Trzy czyli cztery poetki z Ukrainy
15 maja 2025

Nie ma teraz większej i ważniejszej poezji niż poezja ukraińska
Chce się umrzeć, ale trzeba mówić
ustami pełnymi kamieni i gwoździ,
ustami pełnymi krwi.
(Julija Musakowska)
tak już teraz będzie. będziemy mówić o nieżyjących tak jakby żyli.
siedzieli obok, oddychali unisono, chodzili na wystawy,
czytali wszystko, co napisaliśmy, słyszeli niedopowiedziane.
(Kateryna Michalicyna)
jak się trzymacie? obejmujemy czule jakby po raz ostatni,
tak drzewa korzeniami trzymają siłę ziemi,
biorąc ją w dłonie ostrożnie, żeby kochać, ale bez ciśnienia
(Ija Kiwa)

Zapisane rekordy:

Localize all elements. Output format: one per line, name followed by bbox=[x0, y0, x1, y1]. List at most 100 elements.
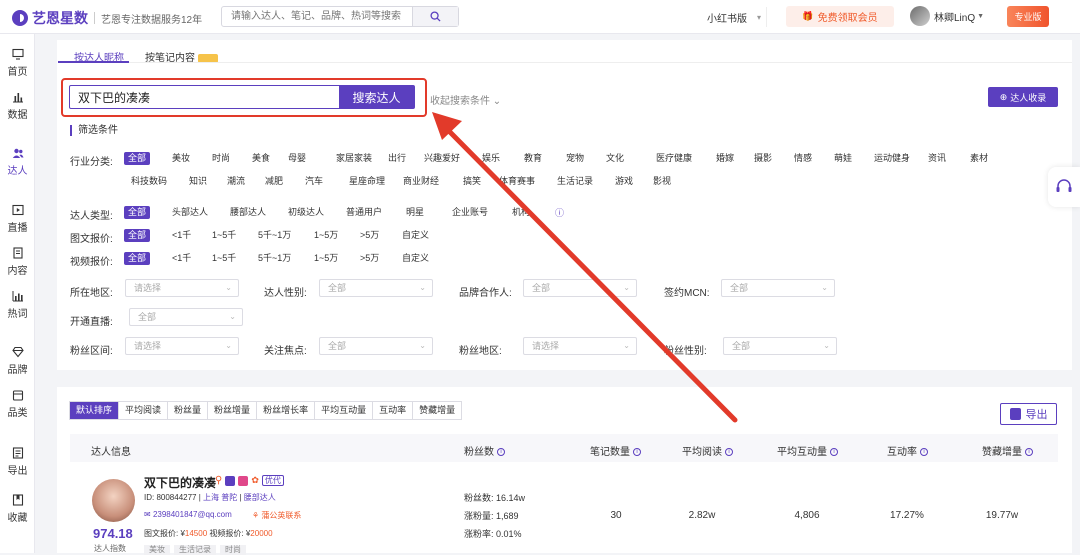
customer-service-button[interactable] bbox=[1048, 167, 1080, 207]
industry-chip[interactable]: 美妆 bbox=[172, 152, 190, 165]
collapse-filters-toggle[interactable]: 收起搜索条件 ⌄ bbox=[430, 92, 501, 107]
industry-chip[interactable]: 情感 bbox=[794, 152, 812, 165]
image-price-chip[interactable]: 自定义 bbox=[402, 229, 429, 242]
logo[interactable]: 艺恩星数 艺恩专注数据服务12年 bbox=[12, 8, 202, 28]
industry-chip[interactable]: 生活记录 bbox=[557, 175, 593, 188]
kol-type-chip[interactable]: 全部 bbox=[124, 206, 151, 219]
sort-tab[interactable]: 粉丝增长率 bbox=[257, 402, 316, 419]
global-search-button[interactable] bbox=[412, 7, 458, 26]
video-price-chip[interactable]: 1~5千 bbox=[212, 252, 236, 265]
kol-type-chip[interactable]: 头部达人 bbox=[172, 206, 208, 219]
sort-tab[interactable]: 赞藏增量 bbox=[413, 402, 461, 419]
platform-select[interactable]: 小红书版 ▾ bbox=[697, 7, 767, 27]
kol-mcn-link[interactable]: ⚘ 蒲公英联系 bbox=[252, 510, 301, 521]
fans-gender-select[interactable]: 全部 ⌄ bbox=[723, 337, 837, 355]
industry-chip[interactable]: 潮流 bbox=[227, 175, 245, 188]
kol-avatar[interactable] bbox=[92, 479, 135, 522]
gender-select[interactable]: 全部 ⌄ bbox=[319, 279, 433, 297]
industry-chip[interactable]: 星座命理 bbox=[349, 175, 385, 188]
video-price-chip[interactable]: 全部 bbox=[124, 252, 151, 265]
industry-chip[interactable]: 时尚 bbox=[212, 152, 230, 165]
industry-chip[interactable]: 教育 bbox=[524, 152, 542, 165]
export-button[interactable]: 导出 bbox=[1000, 403, 1057, 425]
industry-chip[interactable]: 搞笑 bbox=[463, 175, 481, 188]
sort-tab[interactable]: 粉丝量 bbox=[168, 402, 209, 419]
industry-chip[interactable]: 影视 bbox=[653, 175, 671, 188]
image-price-chip[interactable]: >5万 bbox=[360, 229, 379, 242]
industry-chip[interactable]: 运动健身 bbox=[874, 152, 910, 165]
sort-tab[interactable]: 互动率 bbox=[373, 402, 414, 419]
info-icon[interactable]: ⓘ bbox=[555, 206, 564, 219]
industry-chip[interactable]: 科技数码 bbox=[131, 175, 167, 188]
video-price-chip[interactable]: 自定义 bbox=[402, 252, 429, 265]
image-price-chip[interactable]: 5千~1万 bbox=[258, 229, 291, 242]
video-price-chip[interactable]: <1千 bbox=[172, 252, 191, 265]
kol-type-chip[interactable]: 普通用户 bbox=[346, 206, 382, 219]
brand-partner-select[interactable]: 全部 ⌄ bbox=[523, 279, 637, 297]
kol-type-chip[interactable]: 明星 bbox=[406, 206, 424, 219]
industry-chip[interactable]: 文化 bbox=[606, 152, 624, 165]
fans-region-select[interactable]: 请选择 ⌄ bbox=[523, 337, 637, 355]
sidebar-item-favorites[interactable]: 收藏 bbox=[0, 489, 35, 529]
image-price-chip[interactable]: 1~5千 bbox=[212, 229, 236, 242]
image-price-chip[interactable]: 全部 bbox=[124, 229, 151, 242]
industry-chip[interactable]: 素材 bbox=[970, 152, 988, 165]
sort-tab[interactable]: 粉丝增量 bbox=[208, 402, 258, 419]
industry-chip[interactable]: 汽车 bbox=[305, 175, 323, 188]
industry-chip[interactable]: 兴趣爱好 bbox=[424, 152, 460, 165]
sort-tab[interactable]: 平均互动量 bbox=[315, 402, 374, 419]
sidebar-item-kol[interactable]: 达人 bbox=[0, 142, 35, 182]
industry-chip[interactable]: 萌娃 bbox=[834, 152, 852, 165]
industry-chip[interactable]: 全部 bbox=[124, 152, 151, 165]
industry-chip[interactable]: 体育赛事 bbox=[499, 175, 535, 188]
industry-chip[interactable]: 娱乐 bbox=[482, 152, 500, 165]
user-menu[interactable]: 林卿LinQ ▼ bbox=[910, 6, 984, 26]
column-header[interactable]: 平均互动量 i bbox=[777, 443, 838, 458]
image-price-chip[interactable]: <1千 bbox=[172, 229, 191, 242]
industry-chip[interactable]: 出行 bbox=[388, 152, 406, 165]
column-header[interactable]: 平均阅读 i bbox=[682, 443, 733, 458]
sidebar-item-export[interactable]: 导出 bbox=[0, 442, 35, 482]
collect-kol-button[interactable]: ⊕ 达人收录 bbox=[988, 87, 1058, 107]
kol-type-chip[interactable]: 企业账号 bbox=[452, 206, 488, 219]
sidebar-item-hotwords[interactable]: 热词 bbox=[0, 285, 35, 325]
sidebar-item-category[interactable]: 品类 bbox=[0, 384, 35, 424]
focus-select[interactable]: 全部 ⌄ bbox=[319, 337, 433, 355]
mcn-select[interactable]: 全部 ⌄ bbox=[721, 279, 835, 297]
fans-range-select[interactable]: 请选择 ⌄ bbox=[125, 337, 239, 355]
sort-tab[interactable]: 平均阅读 bbox=[119, 402, 169, 419]
sort-tab[interactable]: 默认排序 bbox=[70, 402, 120, 419]
industry-chip[interactable]: 家居家装 bbox=[336, 152, 372, 165]
kol-email[interactable]: ✉ 2398401847@qq.com bbox=[144, 510, 232, 519]
industry-chip[interactable]: 减肥 bbox=[265, 175, 283, 188]
search-icon[interactable]: ⚲ bbox=[215, 475, 222, 486]
image-price-chip[interactable]: 1~5万 bbox=[314, 229, 338, 242]
column-header[interactable]: 粉丝数 i bbox=[464, 443, 505, 458]
free-member-button[interactable]: 🎁 免费领取会员 bbox=[786, 6, 894, 27]
industry-chip[interactable]: 医疗健康 bbox=[656, 152, 692, 165]
pro-version-button[interactable]: 专业版 bbox=[1007, 6, 1049, 27]
industry-chip[interactable]: 宠物 bbox=[566, 152, 584, 165]
sidebar-item-home[interactable]: 首页 bbox=[0, 43, 35, 83]
column-header[interactable]: 互动率 i bbox=[887, 443, 928, 458]
kol-type-chip[interactable]: 初级达人 bbox=[288, 206, 324, 219]
industry-chip[interactable]: 资讯 bbox=[928, 152, 946, 165]
region-select[interactable]: 请选择 ⌄ bbox=[125, 279, 239, 297]
industry-chip[interactable]: 美食 bbox=[252, 152, 270, 165]
kol-type-chip[interactable]: 腰部达人 bbox=[230, 206, 266, 219]
industry-chip[interactable]: 婚嫁 bbox=[716, 152, 734, 165]
video-price-chip[interactable]: 1~5万 bbox=[314, 252, 338, 265]
industry-chip[interactable]: 知识 bbox=[189, 175, 207, 188]
kol-type-chip[interactable]: 机构 bbox=[512, 206, 530, 219]
live-select[interactable]: 全部 ⌄ bbox=[129, 308, 243, 326]
sidebar-item-content[interactable]: 内容 bbox=[0, 242, 35, 282]
sidebar-item-data[interactable]: 数据 bbox=[0, 86, 35, 126]
industry-chip[interactable]: 商业财经 bbox=[403, 175, 439, 188]
sidebar-item-brand[interactable]: 品牌 bbox=[0, 341, 35, 381]
industry-chip[interactable]: 母婴 bbox=[288, 152, 306, 165]
industry-chip[interactable]: 游戏 bbox=[615, 175, 633, 188]
column-header[interactable]: 笔记数量 i bbox=[590, 443, 641, 458]
video-price-chip[interactable]: >5万 bbox=[360, 252, 379, 265]
industry-chip[interactable]: 摄影 bbox=[754, 152, 772, 165]
kol-name[interactable]: 双下巴的凑凑 bbox=[144, 474, 216, 491]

Zadania:
**1.** Kto jest autorką wersów z tekstu o poetkach z Ukrainy, które zaczynają się od słów „Chce się umrzeć, ale trzeba mówić”?
**2.** Kontynuuj tekst o poetkach z Ukrainy, zaczynając po jego ostatnim wersie.
Rekordy nie mają żadnego związku z tekstem o poetkach z Ukrainy.

Odpowiedzi po kolei:
**1.** Julija Musakowska.

**2.**
Nie ma teraz większej i ważniejszej poezji niż poezja ukraińska, która powstaje właśnie w tej chwili, na naszych oczach, w okopach, schronach, piwnicach, pociągach ewakuacyjnych, na przymusowej emigracji – pisałam w 2022 roku i powtarzam trzy lata później. Nie ma teraz innej poezji, która byłaby tak namacalna, sprawcza i potężna. Nie ma teraz innej poezji, która dawałaby moc i słowa ludziom tracącym wszystko. Nie ma silniejszych, dzielniejszych i bardziej odpowiedzialnych poetek niż poetki ukraińskie. Mogę to napisać, bo jestem zupełnie nieobiektywna, od trzech lat towarzysząc im krok w krok, dzień w dzień. Mogę to napisać, bo jestem zupełnie obiektywna, od trzech lat towarzysząc im krok w krok, dzień w dzień.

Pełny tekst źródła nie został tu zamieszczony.